→ What the exercise asks:
Repeat every record below exactly, omitting any pictures.

→ Dataset listings of figures:
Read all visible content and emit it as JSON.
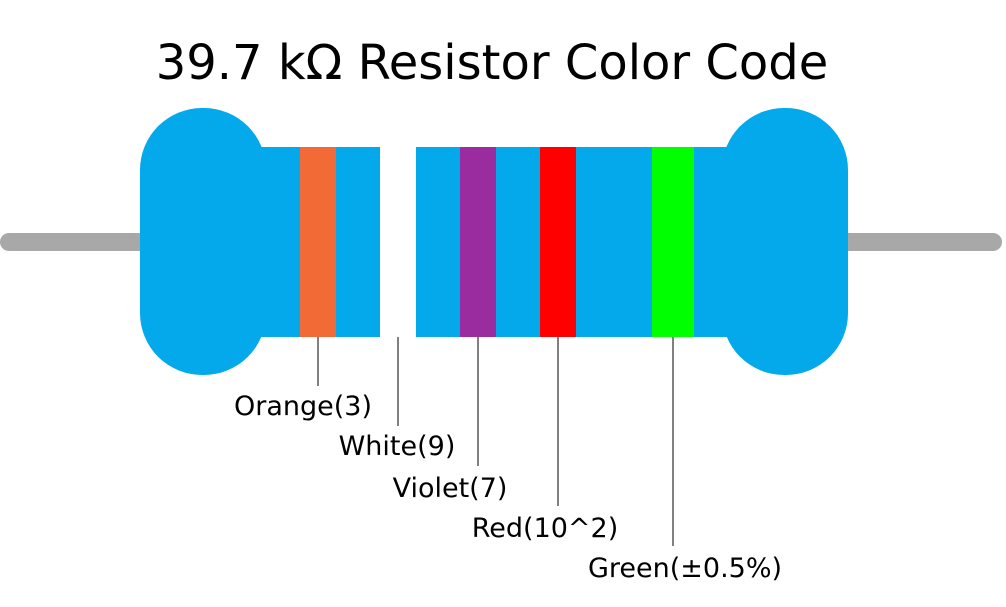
{
  "title": "39.7 kΩ Resistor Color Code",
  "bands": [
    {
      "label": "Orange(3)",
      "color": "#f26b36"
    },
    {
      "label": "White(9)",
      "color": "#ffffff"
    },
    {
      "label": "Violet(7)",
      "color": "#9b2ca0"
    },
    {
      "label": "Red(10^2)",
      "color": "#ff0000"
    },
    {
      "label": "Green(±0.5%)",
      "color": "#00ff00"
    }
  ]
}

→ Solution to this task:
Read all visible content and emit it as JSON.
{
  "title": "39.7 kΩ Resistor Color Code",
  "bands": [
    {
      "label": "Orange(3)",
      "color": "#f26b36"
    },
    {
      "label": "White(9)",
      "color": "#ffffff"
    },
    {
      "label": "Violet(7)",
      "color": "#9b2ca0"
    },
    {
      "label": "Red(10^2)",
      "color": "#ff0000"
    },
    {
      "label": "Green(±0.5%)",
      "color": "#00ff00"
    }
  ]
}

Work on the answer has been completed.